WHAT TO PRODUCE: Identify every line in the records below that contains the word "with", and reproduce each one.

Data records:

****************************************

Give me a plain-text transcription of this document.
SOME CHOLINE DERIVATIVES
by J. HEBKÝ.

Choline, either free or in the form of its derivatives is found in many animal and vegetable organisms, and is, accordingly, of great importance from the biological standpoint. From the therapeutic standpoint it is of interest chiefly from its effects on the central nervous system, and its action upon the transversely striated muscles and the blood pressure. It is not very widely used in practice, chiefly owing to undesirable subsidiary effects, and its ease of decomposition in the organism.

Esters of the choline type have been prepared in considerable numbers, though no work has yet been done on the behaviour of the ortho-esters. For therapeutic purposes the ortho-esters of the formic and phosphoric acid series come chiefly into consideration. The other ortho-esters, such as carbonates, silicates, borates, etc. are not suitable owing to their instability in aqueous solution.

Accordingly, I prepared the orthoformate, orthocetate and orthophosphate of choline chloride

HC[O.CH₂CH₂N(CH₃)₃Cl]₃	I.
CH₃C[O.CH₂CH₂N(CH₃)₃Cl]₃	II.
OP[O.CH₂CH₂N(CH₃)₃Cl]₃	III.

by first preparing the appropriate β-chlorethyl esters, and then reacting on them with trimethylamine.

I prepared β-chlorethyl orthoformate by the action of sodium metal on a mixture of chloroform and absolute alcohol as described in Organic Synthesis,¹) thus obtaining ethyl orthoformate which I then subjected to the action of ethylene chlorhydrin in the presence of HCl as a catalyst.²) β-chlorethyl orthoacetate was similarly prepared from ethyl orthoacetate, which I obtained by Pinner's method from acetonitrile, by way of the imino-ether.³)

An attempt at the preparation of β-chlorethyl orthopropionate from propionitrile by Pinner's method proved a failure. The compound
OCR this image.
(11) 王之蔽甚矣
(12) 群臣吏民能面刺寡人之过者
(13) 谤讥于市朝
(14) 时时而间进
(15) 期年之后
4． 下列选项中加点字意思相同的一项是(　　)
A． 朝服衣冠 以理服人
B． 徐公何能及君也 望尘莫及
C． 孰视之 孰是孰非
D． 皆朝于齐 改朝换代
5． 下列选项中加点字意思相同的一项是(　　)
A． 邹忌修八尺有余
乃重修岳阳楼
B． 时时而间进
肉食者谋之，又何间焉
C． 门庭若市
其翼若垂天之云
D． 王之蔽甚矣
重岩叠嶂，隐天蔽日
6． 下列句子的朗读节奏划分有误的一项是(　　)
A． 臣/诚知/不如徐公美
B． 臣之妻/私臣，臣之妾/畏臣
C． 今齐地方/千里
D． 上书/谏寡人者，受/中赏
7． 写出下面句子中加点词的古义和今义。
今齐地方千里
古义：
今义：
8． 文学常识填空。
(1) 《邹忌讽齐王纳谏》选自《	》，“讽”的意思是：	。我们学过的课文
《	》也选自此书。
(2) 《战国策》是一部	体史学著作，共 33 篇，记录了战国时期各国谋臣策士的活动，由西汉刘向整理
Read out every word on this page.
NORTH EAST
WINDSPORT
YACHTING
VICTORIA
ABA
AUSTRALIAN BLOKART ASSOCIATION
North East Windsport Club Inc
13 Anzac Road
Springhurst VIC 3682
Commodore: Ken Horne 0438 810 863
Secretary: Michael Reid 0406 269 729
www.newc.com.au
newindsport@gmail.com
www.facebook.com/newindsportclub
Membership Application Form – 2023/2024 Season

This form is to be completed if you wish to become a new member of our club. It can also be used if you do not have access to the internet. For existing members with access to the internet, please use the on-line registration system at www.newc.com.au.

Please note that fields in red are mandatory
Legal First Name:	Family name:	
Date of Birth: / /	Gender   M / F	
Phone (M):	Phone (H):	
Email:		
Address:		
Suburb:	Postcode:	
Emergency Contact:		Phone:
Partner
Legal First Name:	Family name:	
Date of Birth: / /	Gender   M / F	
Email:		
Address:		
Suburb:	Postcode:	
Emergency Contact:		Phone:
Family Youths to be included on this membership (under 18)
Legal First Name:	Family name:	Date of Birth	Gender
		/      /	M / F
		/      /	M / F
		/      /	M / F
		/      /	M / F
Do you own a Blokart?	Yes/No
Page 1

****************************************

SOLUTION TO THIS EXERCISE:
by first preparing the appropriate β-chlorethyl esters, and then reacting on them with trimethylamine.
This form is to be completed if you wish to become a new member of our club. It can also be used if you do not have access to the internet. For existing members with access to the internet, please use the on-line registration system at www.newc.com.au.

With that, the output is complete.